(Stored data entries)

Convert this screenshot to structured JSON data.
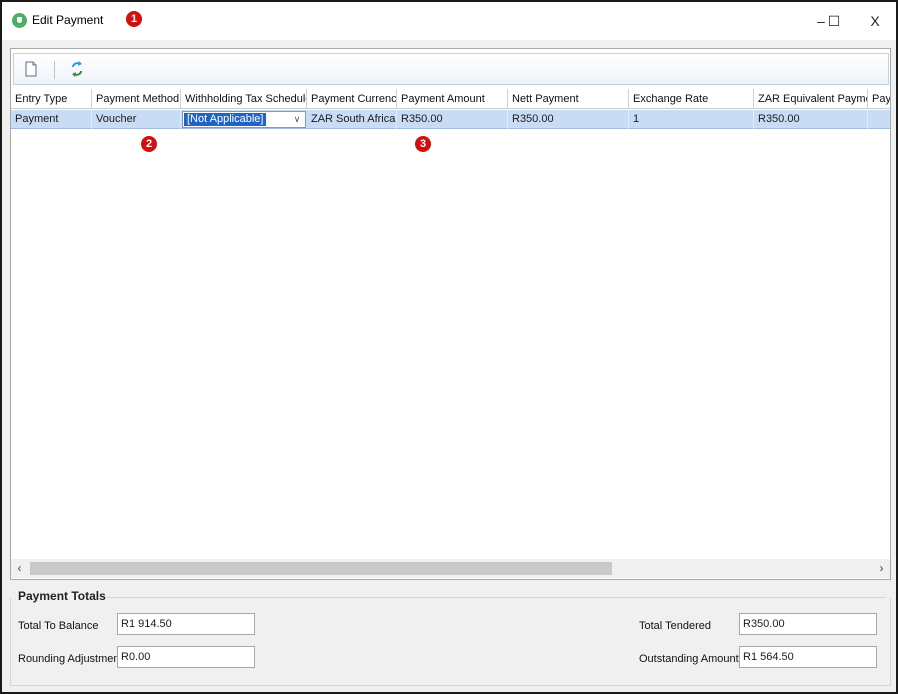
{
  "window": {
    "title": "Edit Payment",
    "controls": {
      "minimize": "–",
      "maximize": "☐",
      "close": "X"
    }
  },
  "markers": [
    "1",
    "2",
    "3"
  ],
  "toolbar": {
    "buttons": [
      {
        "name": "new-document-icon"
      },
      {
        "name": "refresh-icon"
      }
    ]
  },
  "grid": {
    "columns": [
      "Entry Type",
      "Payment Method",
      "Withholding Tax Schedule",
      "Payment Currency",
      "Payment Amount",
      "Nett Payment",
      "Exchange Rate",
      "ZAR Equivalent Payment",
      "Pay"
    ],
    "row": {
      "entry_type": "Payment",
      "payment_method": "Voucher",
      "withholding_tax_schedule": "[Not Applicable]",
      "payment_currency": "ZAR South African r",
      "payment_amount": "R350.00",
      "nett_payment": "R350.00",
      "exchange_rate": "1",
      "zar_equivalent_payment": "R350.00",
      "pay": ""
    }
  },
  "scroll": {
    "left": "‹",
    "right": "›"
  },
  "totals": {
    "section_title": "Payment Totals",
    "total_to_balance_label": "Total To Balance",
    "total_to_balance": "R1 914.50",
    "rounding_adjustment_label": "Rounding Adjustment",
    "rounding_adjustment": "R0.00",
    "total_tendered_label": "Total Tendered",
    "total_tendered": "R350.00",
    "outstanding_amount_label": "Outstanding Amount",
    "outstanding_amount": "R1 564.50"
  },
  "colors": {
    "selected_row": "#c9dcf6",
    "selection_highlight": "#1f63c6",
    "marker_red": "#d10f0f",
    "app_icon_green": "#4caf68"
  }
}
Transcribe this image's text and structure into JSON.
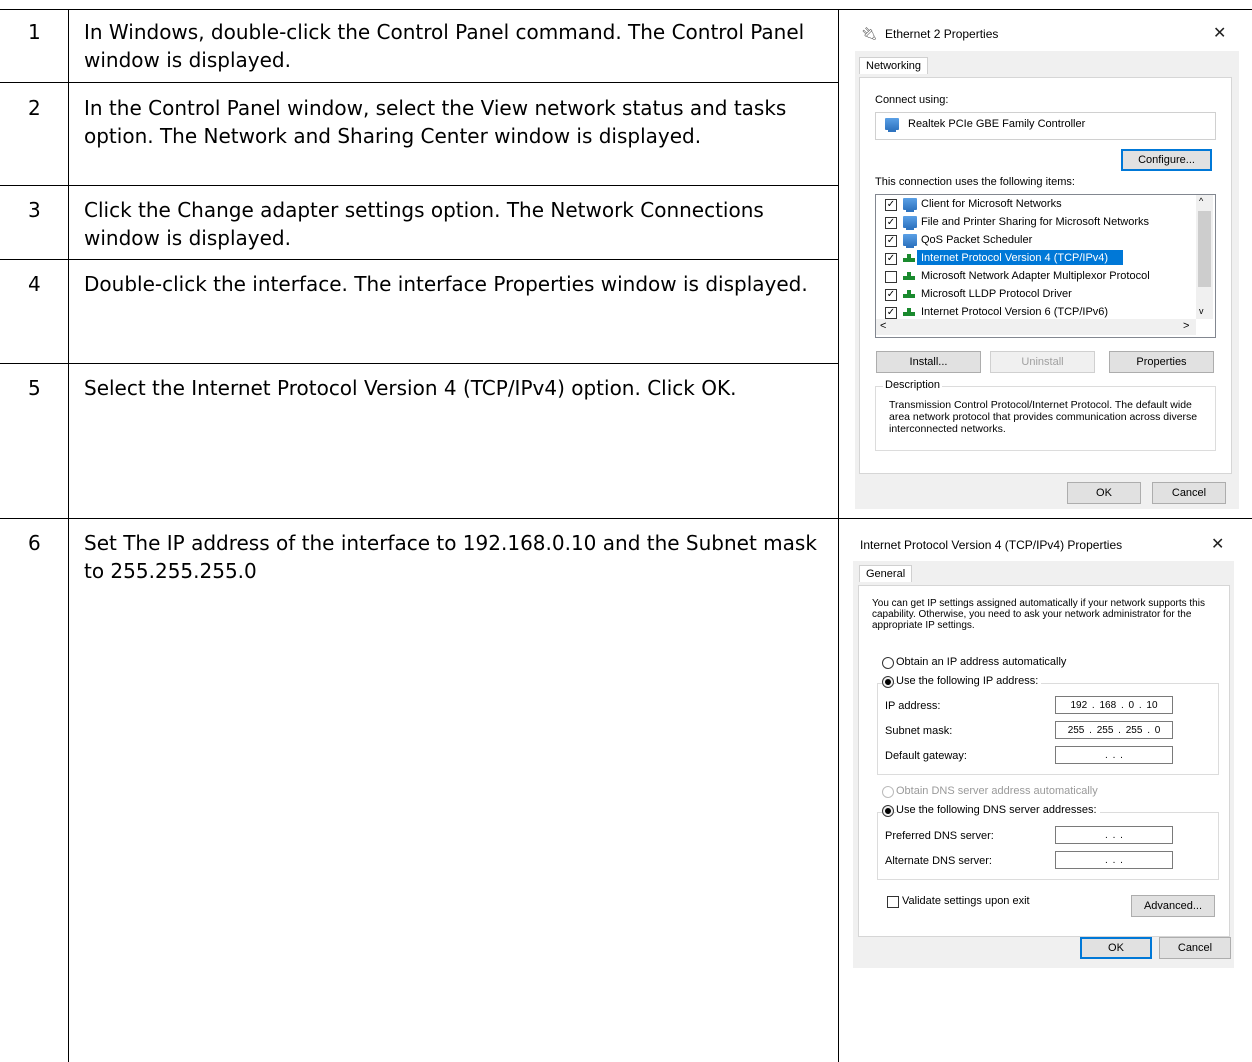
{
  "steps": [
    {
      "num": "1",
      "text": "In Windows, double-click the Control Panel command. The Control Panel window is displayed."
    },
    {
      "num": "2",
      "text": "In the Control Panel window, select the View network status and tasks option. The Network and Sharing Center window is displayed."
    },
    {
      "num": "3",
      "text": "Click the Change adapter settings option. The Network Connections window is displayed."
    },
    {
      "num": "4",
      "text": "Double-click the interface. The interface Properties window is displayed."
    },
    {
      "num": "5",
      "text": "Select the Internet Protocol Version 4 (TCP/IPv4) option. Click OK."
    },
    {
      "num": "6",
      "text": "Set The IP address of the interface to 192.168.0.10 and the Subnet mask to 255.255.255.0"
    }
  ],
  "ethernet_dialog": {
    "title": "Ethernet 2 Properties",
    "tab": "Networking",
    "connect_using_label": "Connect using:",
    "adapter": "Realtek PCIe GBE Family Controller",
    "configure_button": "Configure...",
    "items_label": "This connection uses the following items:",
    "items": [
      {
        "label": "Client for Microsoft Networks",
        "checked": true,
        "icon": "network-client-icon"
      },
      {
        "label": "File and Printer Sharing for Microsoft Networks",
        "checked": true,
        "icon": "network-service-icon"
      },
      {
        "label": "QoS Packet Scheduler",
        "checked": true,
        "icon": "network-service-icon"
      },
      {
        "label": "Internet Protocol Version 4 (TCP/IPv4)",
        "checked": true,
        "icon": "protocol-icon",
        "selected": true
      },
      {
        "label": "Microsoft Network Adapter Multiplexor Protocol",
        "checked": false,
        "icon": "protocol-icon"
      },
      {
        "label": "Microsoft LLDP Protocol Driver",
        "checked": true,
        "icon": "protocol-icon"
      },
      {
        "label": "Internet Protocol Version 6 (TCP/IPv6)",
        "checked": true,
        "icon": "protocol-icon"
      }
    ],
    "install_button": "Install...",
    "uninstall_button": "Uninstall",
    "properties_button": "Properties",
    "description_label": "Description",
    "description_text": "Transmission Control Protocol/Internet Protocol. The default wide area network protocol that provides communication across diverse interconnected networks.",
    "ok_button": "OK",
    "cancel_button": "Cancel"
  },
  "ipv4_dialog": {
    "title": "Internet Protocol Version 4 (TCP/IPv4) Properties",
    "tab": "General",
    "intro": "You can get IP settings assigned automatically if your network supports this capability. Otherwise, you need to ask your network administrator for the appropriate IP settings.",
    "obtain_ip_auto": "Obtain an IP address automatically",
    "use_following_ip": "Use the following IP address:",
    "ip_address_label": "IP address:",
    "ip_address_value": "192 . 168 . 0 . 10",
    "subnet_mask_label": "Subnet mask:",
    "subnet_mask_value": "255 . 255 . 255 . 0",
    "default_gateway_label": "Default gateway:",
    "default_gateway_value": ". . .",
    "obtain_dns_auto": "Obtain DNS server address automatically",
    "use_following_dns": "Use the following DNS server addresses:",
    "preferred_dns_label": "Preferred DNS server:",
    "preferred_dns_value": ". . .",
    "alternate_dns_label": "Alternate DNS server:",
    "alternate_dns_value": ". . .",
    "validate_label": "Validate settings upon exit",
    "advanced_button": "Advanced...",
    "ok_button": "OK",
    "cancel_button": "Cancel"
  }
}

▶ _Task directions_: Copy the material exactly. Do not include the pictures.

▶ _Right answer_:
Convert this screenshot to structured JSON data.
{
  "window": {
    "title": "Edit Payment",
    "controls": {
      "minimize": "–",
      "maximize": "☐",
      "close": "X"
    }
  },
  "markers": [
    "1",
    "2",
    "3"
  ],
  "toolbar": {
    "buttons": [
      {
        "name": "new-document-icon"
      },
      {
        "name": "refresh-icon"
      }
    ]
  },
  "grid": {
    "columns": [
      "Entry Type",
      "Payment Method",
      "Withholding Tax Schedule",
      "Payment Currency",
      "Payment Amount",
      "Nett Payment",
      "Exchange Rate",
      "ZAR Equivalent Payment",
      "Pay"
    ],
    "row": {
      "entry_type": "Payment",
      "payment_method": "Voucher",
      "withholding_tax_schedule": "[Not Applicable]",
      "payment_currency": "ZAR South African r",
      "payment_amount": "R350.00",
      "nett_payment": "R350.00",
      "exchange_rate": "1",
      "zar_equivalent_payment": "R350.00",
      "pay": ""
    }
  },
  "scroll": {
    "left": "‹",
    "right": "›"
  },
  "totals": {
    "section_title": "Payment Totals",
    "total_to_balance_label": "Total To Balance",
    "total_to_balance": "R1 914.50",
    "rounding_adjustment_label": "Rounding Adjustment",
    "rounding_adjustment": "R0.00",
    "total_tendered_label": "Total Tendered",
    "total_tendered": "R350.00",
    "outstanding_amount_label": "Outstanding Amount",
    "outstanding_amount": "R1 564.50"
  },
  "colors": {
    "selected_row": "#c9dcf6",
    "selection_highlight": "#1f63c6",
    "marker_red": "#d10f0f",
    "app_icon_green": "#4caf68"
  }
}
Transcribe this image's text and structure into JSON.
{
  "steps": [
    {
      "num": "1",
      "text": "In Windows, double-click the Control Panel command. The Control Panel window is displayed."
    },
    {
      "num": "2",
      "text": "In the Control Panel window, select the View network status and tasks option. The Network and Sharing Center window is displayed."
    },
    {
      "num": "3",
      "text": "Click the Change adapter settings option. The Network Connections window is displayed."
    },
    {
      "num": "4",
      "text": "Double-click the interface. The interface Properties window is displayed."
    },
    {
      "num": "5",
      "text": "Select the Internet Protocol Version 4 (TCP/IPv4) option. Click OK."
    },
    {
      "num": "6",
      "text": "Set The IP address of the interface to 192.168.0.10 and the Subnet mask to 255.255.255.0"
    }
  ],
  "ethernet_dialog": {
    "title": "Ethernet 2 Properties",
    "tab": "Networking",
    "connect_using_label": "Connect using:",
    "adapter": "Realtek PCIe GBE Family Controller",
    "configure_button": "Configure...",
    "items_label": "This connection uses the following items:",
    "items": [
      {
        "label": "Client for Microsoft Networks",
        "checked": true,
        "icon": "network-client-icon"
      },
      {
        "label": "File and Printer Sharing for Microsoft Networks",
        "checked": true,
        "icon": "network-service-icon"
      },
      {
        "label": "QoS Packet Scheduler",
        "checked": true,
        "icon": "network-service-icon"
      },
      {
        "label": "Internet Protocol Version 4 (TCP/IPv4)",
        "checked": true,
        "icon": "protocol-icon",
        "selected": true
      },
      {
        "label": "Microsoft Network Adapter Multiplexor Protocol",
        "checked": false,
        "icon": "protocol-icon"
      },
      {
        "label": "Microsoft LLDP Protocol Driver",
        "checked": true,
        "icon": "protocol-icon"
      },
      {
        "label": "Internet Protocol Version 6 (TCP/IPv6)",
        "checked": true,
        "icon": "protocol-icon"
      }
    ],
    "install_button": "Install...",
    "uninstall_button": "Uninstall",
    "properties_button": "Properties",
    "description_label": "Description",
    "description_text": "Transmission Control Protocol/Internet Protocol. The default wide area network protocol that provides communication across diverse interconnected networks.",
    "ok_button": "OK",
    "cancel_button": "Cancel"
  },
  "ipv4_dialog": {
    "title": "Internet Protocol Version 4 (TCP/IPv4) Properties",
    "tab": "General",
    "intro": "You can get IP settings assigned automatically if your network supports this capability. Otherwise, you need to ask your network administrator for the appropriate IP settings.",
    "obtain_ip_auto": "Obtain an IP address automatically",
    "use_following_ip": "Use the following IP address:",
    "ip_address_label": "IP address:",
    "ip_address_value": "192 . 168 . 0 . 10",
    "subnet_mask_label": "Subnet mask:",
    "subnet_mask_value": "255 . 255 . 255 . 0",
    "default_gateway_label": "Default gateway:",
    "default_gateway_value": ". . .",
    "obtain_dns_auto": "Obtain DNS server address automatically",
    "use_following_dns": "Use the following DNS server addresses:",
    "preferred_dns_label": "Preferred DNS server:",
    "preferred_dns_value": ". . .",
    "alternate_dns_label": "Alternate DNS server:",
    "alternate_dns_value": ". . .",
    "validate_label": "Validate settings upon exit",
    "advanced_button": "Advanced...",
    "ok_button": "OK",
    "cancel_button": "Cancel"
  }
}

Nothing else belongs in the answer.